Return every line of the material exactly.
## Begin Given data
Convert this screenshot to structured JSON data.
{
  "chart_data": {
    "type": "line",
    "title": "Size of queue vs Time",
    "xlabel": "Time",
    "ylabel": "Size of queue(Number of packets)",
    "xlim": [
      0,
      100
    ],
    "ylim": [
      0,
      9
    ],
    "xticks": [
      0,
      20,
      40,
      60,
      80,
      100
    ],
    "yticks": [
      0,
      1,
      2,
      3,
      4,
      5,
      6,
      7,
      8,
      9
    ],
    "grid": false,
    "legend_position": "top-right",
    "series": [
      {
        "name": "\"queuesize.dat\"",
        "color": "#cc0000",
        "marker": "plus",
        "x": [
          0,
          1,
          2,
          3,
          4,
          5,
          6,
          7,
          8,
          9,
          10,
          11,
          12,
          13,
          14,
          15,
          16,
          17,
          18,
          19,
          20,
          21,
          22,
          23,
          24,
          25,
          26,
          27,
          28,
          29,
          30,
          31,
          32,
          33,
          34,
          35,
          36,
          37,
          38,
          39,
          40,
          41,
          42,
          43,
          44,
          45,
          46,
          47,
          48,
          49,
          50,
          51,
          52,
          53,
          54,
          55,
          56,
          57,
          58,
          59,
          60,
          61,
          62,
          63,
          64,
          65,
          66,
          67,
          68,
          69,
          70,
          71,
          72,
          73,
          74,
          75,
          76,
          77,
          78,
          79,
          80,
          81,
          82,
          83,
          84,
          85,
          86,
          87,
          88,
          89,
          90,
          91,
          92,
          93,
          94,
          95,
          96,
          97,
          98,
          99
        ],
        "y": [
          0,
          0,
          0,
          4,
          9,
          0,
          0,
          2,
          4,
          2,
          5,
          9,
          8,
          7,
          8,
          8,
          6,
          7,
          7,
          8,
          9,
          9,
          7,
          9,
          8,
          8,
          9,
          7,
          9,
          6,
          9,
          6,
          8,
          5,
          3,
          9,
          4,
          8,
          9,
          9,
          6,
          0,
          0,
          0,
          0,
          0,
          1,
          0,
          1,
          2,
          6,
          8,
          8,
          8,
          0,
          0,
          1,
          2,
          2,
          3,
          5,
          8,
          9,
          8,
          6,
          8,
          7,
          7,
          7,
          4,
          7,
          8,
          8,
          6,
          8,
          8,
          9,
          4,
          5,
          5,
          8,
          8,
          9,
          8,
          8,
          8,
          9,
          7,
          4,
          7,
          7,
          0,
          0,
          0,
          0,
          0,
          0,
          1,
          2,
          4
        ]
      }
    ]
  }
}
## End Given data
- _Answer for this exercise_
Convert this screenshot to structured JSON data.
{
  "chart_data": {
    "type": "line",
    "title": "Size of queue vs Time",
    "xlabel": "Time",
    "ylabel": "Size of queue(Number of packets)",
    "xlim": [
      0,
      100
    ],
    "ylim": [
      0,
      9
    ],
    "xticks": [
      0,
      20,
      40,
      60,
      80,
      100
    ],
    "yticks": [
      0,
      1,
      2,
      3,
      4,
      5,
      6,
      7,
      8,
      9
    ],
    "grid": false,
    "legend_position": "top-right",
    "series": [
      {
        "name": "\"queuesize.dat\"",
        "color": "#cc0000",
        "marker": "plus",
        "x": [
          0,
          1,
          2,
          3,
          4,
          5,
          6,
          7,
          8,
          9,
          10,
          11,
          12,
          13,
          14,
          15,
          16,
          17,
          18,
          19,
          20,
          21,
          22,
          23,
          24,
          25,
          26,
          27,
          28,
          29,
          30,
          31,
          32,
          33,
          34,
          35,
          36,
          37,
          38,
          39,
          40,
          41,
          42,
          43,
          44,
          45,
          46,
          47,
          48,
          49,
          50,
          51,
          52,
          53,
          54,
          55,
          56,
          57,
          58,
          59,
          60,
          61,
          62,
          63,
          64,
          65,
          66,
          67,
          68,
          69,
          70,
          71,
          72,
          73,
          74,
          75,
          76,
          77,
          78,
          79,
          80,
          81,
          82,
          83,
          84,
          85,
          86,
          87,
          88,
          89,
          90,
          91,
          92,
          93,
          94,
          95,
          96,
          97,
          98,
          99
        ],
        "y": [
          0,
          0,
          0,
          4,
          9,
          0,
          0,
          2,
          4,
          2,
          5,
          9,
          8,
          7,
          8,
          8,
          6,
          7,
          7,
          8,
          9,
          9,
          7,
          9,
          8,
          8,
          9,
          7,
          9,
          6,
          9,
          6,
          8,
          5,
          3,
          9,
          4,
          8,
          9,
          9,
          6,
          0,
          0,
          0,
          0,
          0,
          1,
          0,
          1,
          2,
          6,
          8,
          8,
          8,
          0,
          0,
          1,
          2,
          2,
          3,
          5,
          8,
          9,
          8,
          6,
          8,
          7,
          7,
          7,
          4,
          7,
          8,
          8,
          6,
          8,
          8,
          9,
          4,
          5,
          5,
          8,
          8,
          9,
          8,
          8,
          8,
          9,
          7,
          4,
          7,
          7,
          0,
          0,
          0,
          0,
          0,
          0,
          1,
          2,
          4
        ]
      }
    ]
  }
}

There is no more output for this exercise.